**Exercise instructions**
All the entries need to be quoted exactly, apart from the pictures, which you should drop.

**Extracted data entries**
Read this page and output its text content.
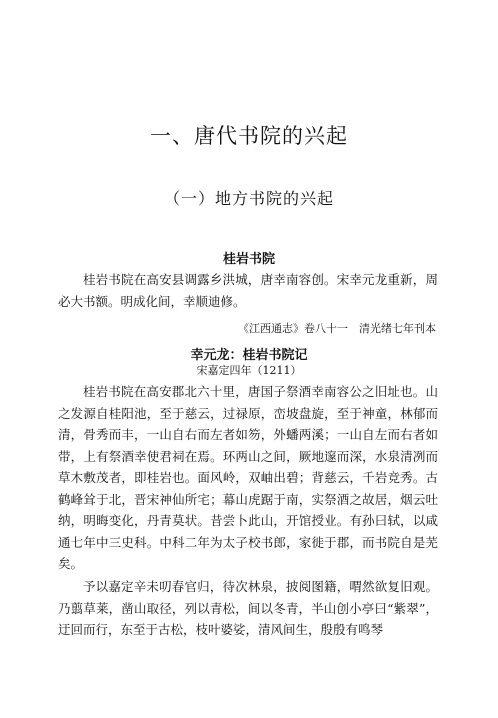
一、唐代书院的兴起
（一）地方书院的兴起
桂岩书院

桂岩书院在高安县调露乡洪城，唐幸南容创。宋幸元龙重新，周必大书额。明成化间，幸顺迪修。

《江西通志》卷八十一　清光绪七年刊本
幸元龙：桂岩书院记
宋嘉定四年（1211）

桂岩书院在高安郡北六十里，唐国子祭酒幸南容公之旧址也。山之发源自桂阳池，至于慈云，过禄原，峦坡盘旋，至于神童，林郁而清，骨秀而丰，一山自右而左者如笏，外蟠两溪；一山自左而右者如带，上有祭酒幸使君祠在焉。环两山之间，厥地邃而深，水泉清冽而草木敷茂者，即桂岩也。面风岭，双岫出碧；背慈云，千岩竞秀。古鹤峰耸于北，晋宋神仙所宅；幕山虎踞于南，实祭酒之故居，烟云吐纳，明晦变化，丹青莫状。昔尝卜此山，开馆授业。有孙曰轼，以咸通七年中三史科。中科二年为太子校书郎，家徙于郡，而书院自是芜矣。

予以嘉定辛未叨春官归，待次林泉，披阅图籍，喟然欲复旧观。乃翦草莱，凿山取径，列以青松，间以冬青，半山创小亭曰“紫翠”，迂回而行，东至于古松，枝叶婆娑，清风间生，殷殷有鸣琴
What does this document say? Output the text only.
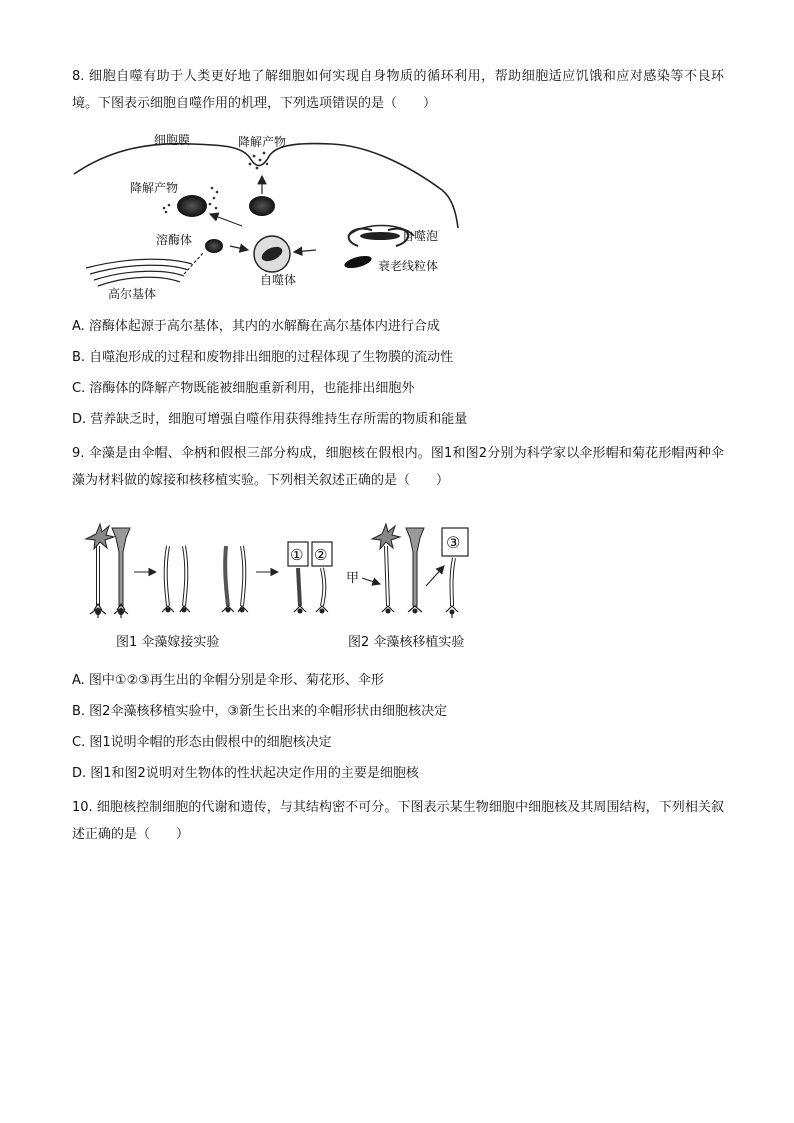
8. 细胞自噬有助于人类更好地了解细胞如何实现自身物质的循环利用，帮助细胞适应饥饿和应对感染等不良环境。下图表示细胞自噬作用的机理，下列选项错误的是（　　）
细胞膜	降解产物
降解产物
溶酶体
自噬体
自噬泡
衰老线粒体
高尔基体
A. 溶酶体起源于高尔基体，其内的水解酶在高尔基体内进行合成
B. 自噬泡形成的过程和废物排出细胞的过程体现了生物膜的流动性
C. 溶酶体的降解产物既能被细胞重新利用，也能排出细胞外
D. 营养缺乏时，细胞可增强自噬作用获得维持生存所需的物质和能量
9. 伞藻是由伞帽、伞柄和假根三部分构成，细胞核在假根内。图1和图2分别为科学家以伞形帽和菊花形帽两种伞藻为材料做的嫁接和核移植实验。下列相关叙述正确的是（　　）
① ②
甲
③
图1 伞藻嫁接实验	图2 伞藻核移植实验
A. 图中①②③再生出的伞帽分别是伞形、菊花形、伞形
B. 图2伞藻核移植实验中，③新生长出来的伞帽形状由细胞核决定
C. 图1说明伞帽的形态由假根中的细胞核决定
D. 图1和图2说明对生物体的性状起决定作用的主要是细胞核
10. 细胞核控制细胞的代谢和遗传，与其结构密不可分。下图表示某生物细胞中细胞核及其周围结构，下列相关叙述正确的是（　　）
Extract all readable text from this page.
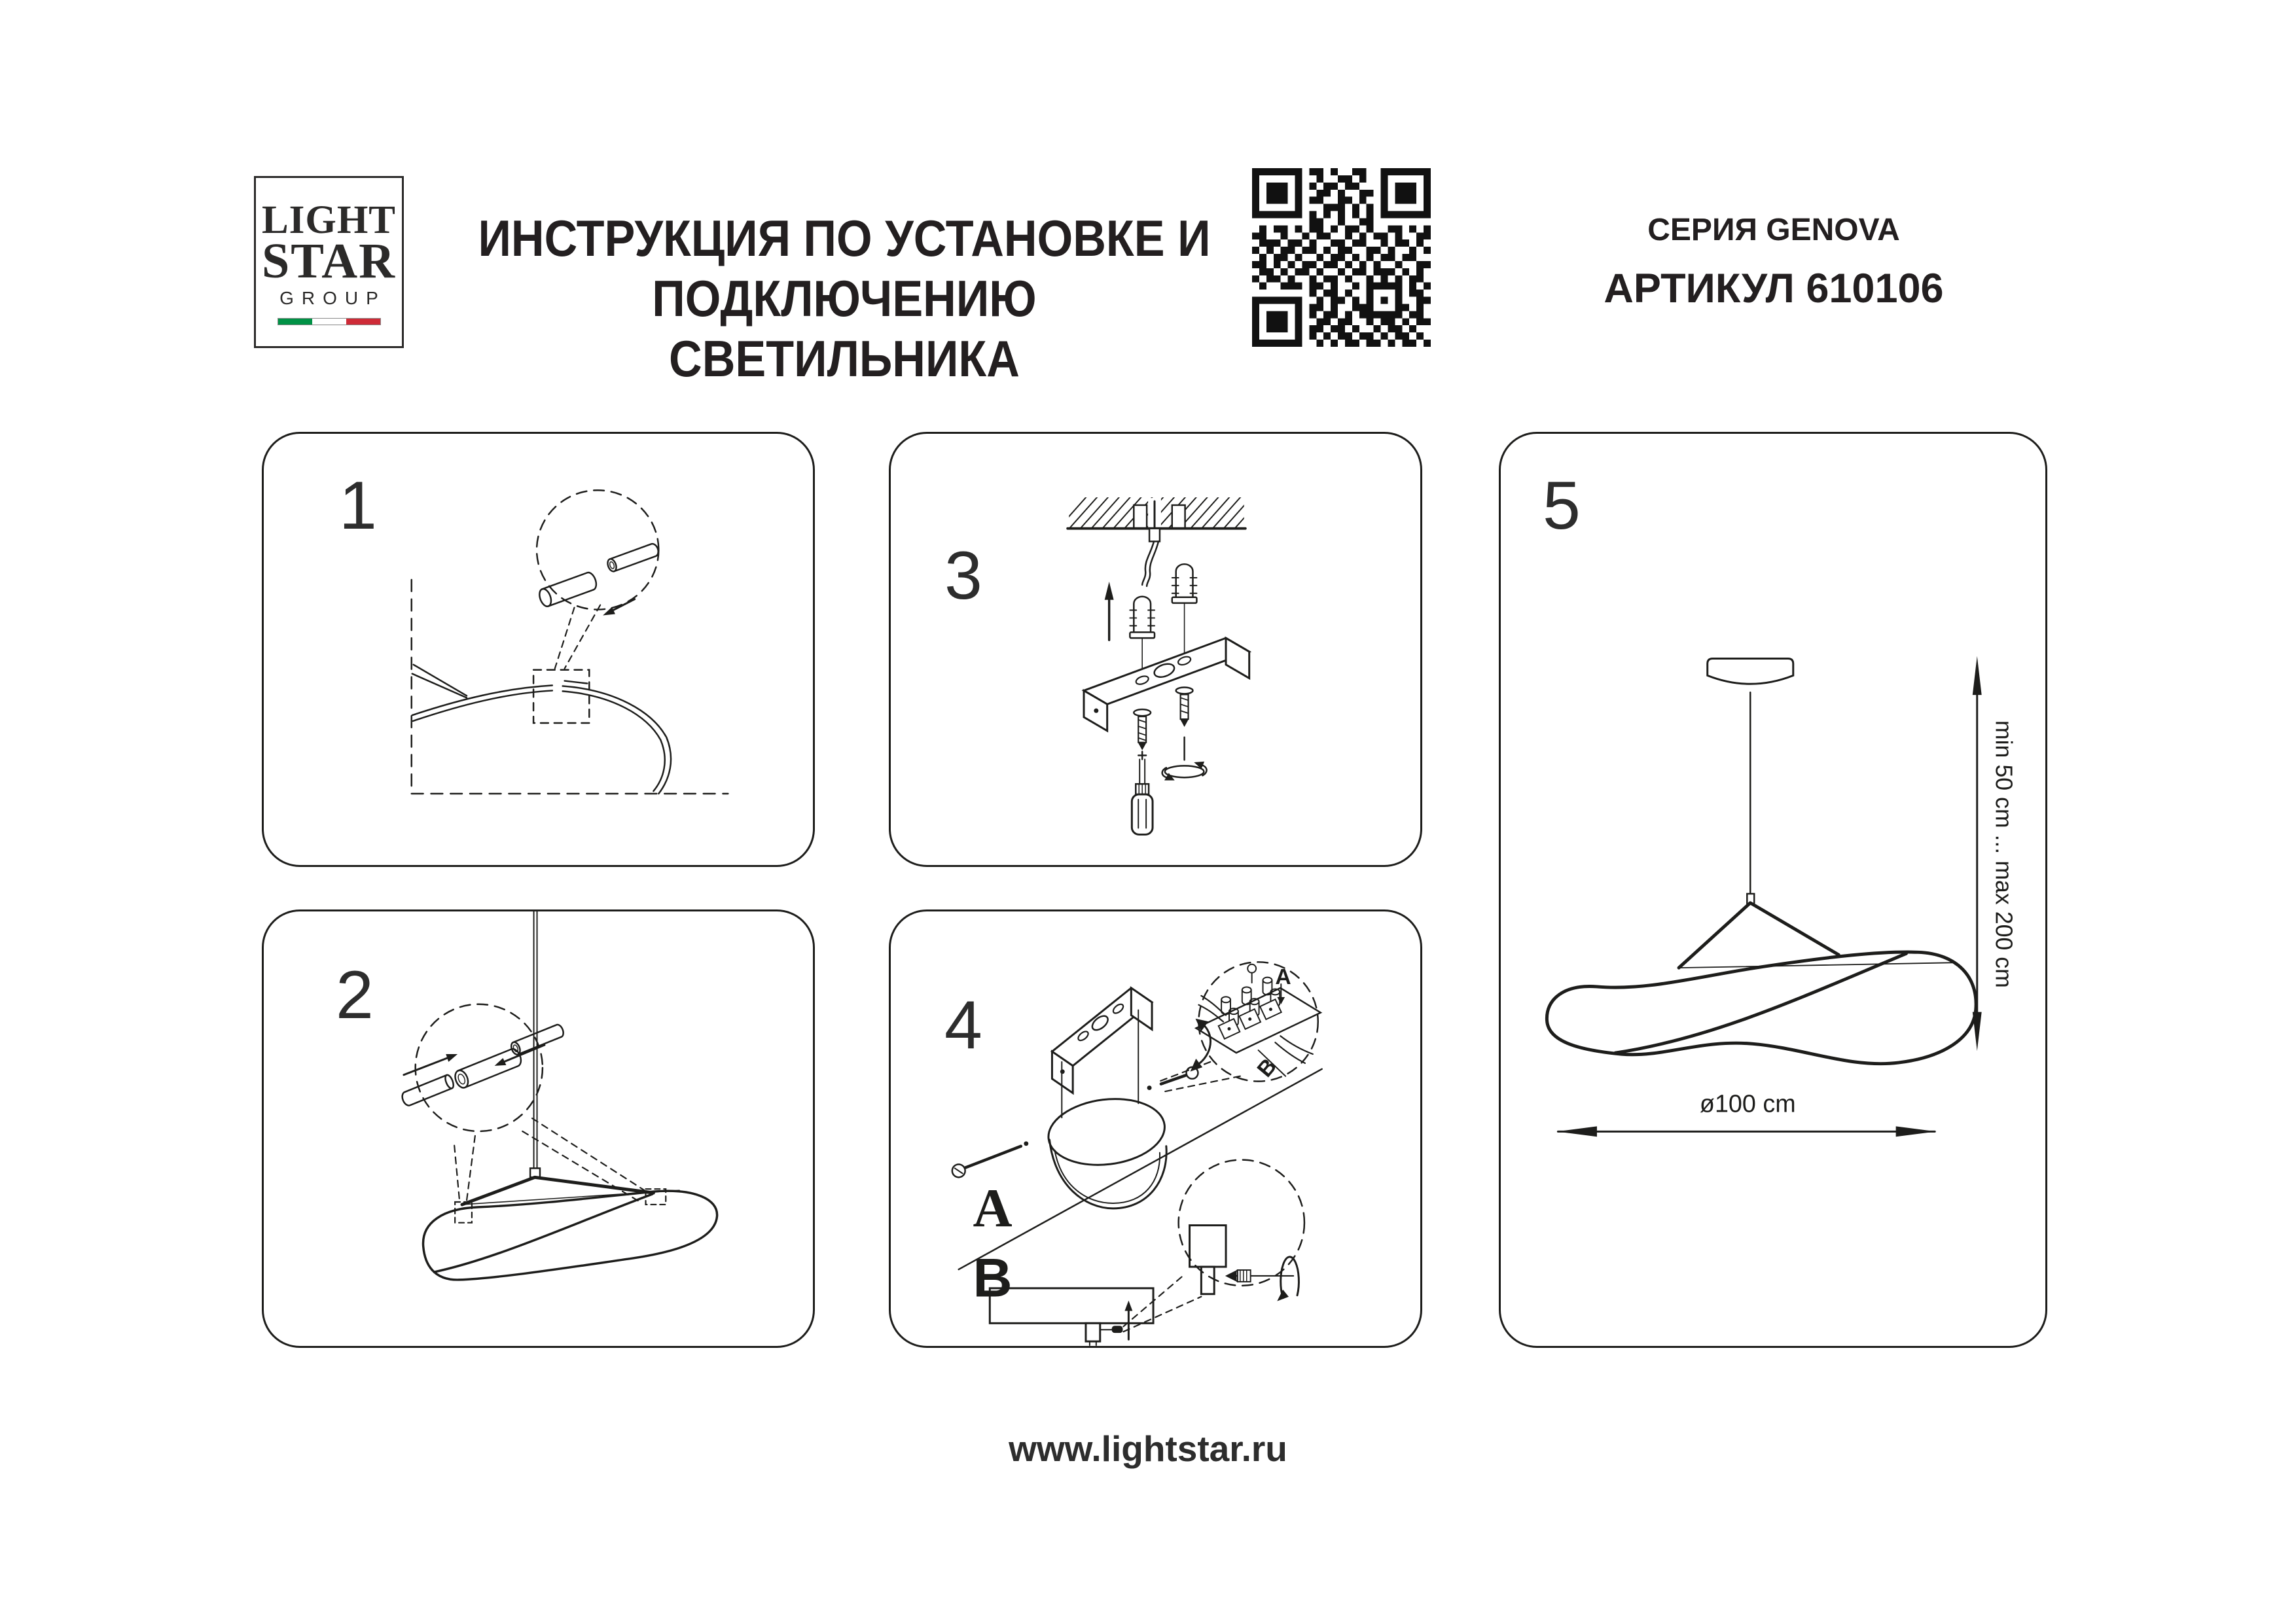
LIGHT
STAR
GROUP
ИНСТРУКЦИЯ ПО УСТАНОВКЕ И
ПОДКЛЮЧЕНИЮ СВЕТИЛЬНИКА
СЕРИЯ GENOVA
АРТИКУЛ 610106
1
2
3
4
A
B
A
B
5
min 50 cm ... max 200 cm
ø100 cm
www.lightstar.ru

**Result for this task**
Read this page and output its text content.
一、唐代书院的兴起
（一）地方书院的兴起
桂岩书院

桂岩书院在高安县调露乡洪城，唐幸南容创。宋幸元龙重新，周必大书额。明成化间，幸顺迪修。

《江西通志》卷八十一　清光绪七年刊本
幸元龙：桂岩书院记
宋嘉定四年（1211）

桂岩书院在高安郡北六十里，唐国子祭酒幸南容公之旧址也。山之发源自桂阳池，至于慈云，过禄原，峦坡盘旋，至于神童，林郁而清，骨秀而丰，一山自右而左者如笏，外蟠两溪；一山自左而右者如带，上有祭酒幸使君祠在焉。环两山之间，厥地邃而深，水泉清冽而草木敷茂者，即桂岩也。面风岭，双岫出碧；背慈云，千岩竞秀。古鹤峰耸于北，晋宋神仙所宅；幕山虎踞于南，实祭酒之故居，烟云吐纳，明晦变化，丹青莫状。昔尝卜此山，开馆授业。有孙曰轼，以咸通七年中三史科。中科二年为太子校书郎，家徙于郡，而书院自是芜矣。

予以嘉定辛未叨春官归，待次林泉，披阅图籍，喟然欲复旧观。乃翦草莱，凿山取径，列以青松，间以冬青，半山创小亭曰“紫翠”，迂回而行，东至于古松，枝叶婆娑，清风间生，殷殷有鸣琴
What does this document say? Output the text only.
8. 细胞自噬有助于人类更好地了解细胞如何实现自身物质的循环利用，帮助细胞适应饥饿和应对感染等不良环境。下图表示细胞自噬作用的机理，下列选项错误的是（　　）
细胞膜	降解产物
降解产物
溶酶体
自噬体
自噬泡
衰老线粒体
高尔基体
A. 溶酶体起源于高尔基体，其内的水解酶在高尔基体内进行合成
B. 自噬泡形成的过程和废物排出细胞的过程体现了生物膜的流动性
C. 溶酶体的降解产物既能被细胞重新利用，也能排出细胞外
D. 营养缺乏时，细胞可增强自噬作用获得维持生存所需的物质和能量
9. 伞藻是由伞帽、伞柄和假根三部分构成，细胞核在假根内。图1和图2分别为科学家以伞形帽和菊花形帽两种伞藻为材料做的嫁接和核移植实验。下列相关叙述正确的是（　　）
① ②
甲
③
图1 伞藻嫁接实验	图2 伞藻核移植实验
A. 图中①②③再生出的伞帽分别是伞形、菊花形、伞形
B. 图2伞藻核移植实验中，③新生长出来的伞帽形状由细胞核决定
C. 图1说明伞帽的形态由假根中的细胞核决定
D. 图1和图2说明对生物体的性状起决定作用的主要是细胞核
10. 细胞核控制细胞的代谢和遗传，与其结构密不可分。下图表示某生物细胞中细胞核及其周围结构，下列相关叙述正确的是（　　）
Extract all readable text from this page.
LIGHT
STAR
GROUP
ИНСТРУКЦИЯ ПО УСТАНОВКЕ И
ПОДКЛЮЧЕНИЮ СВЕТИЛЬНИКА
СЕРИЯ GENOVA
АРТИКУЛ 610106
1
2
3
4
A
B
A
B
5
min 50 cm ... max 200 cm
ø100 cm
www.lightstar.ru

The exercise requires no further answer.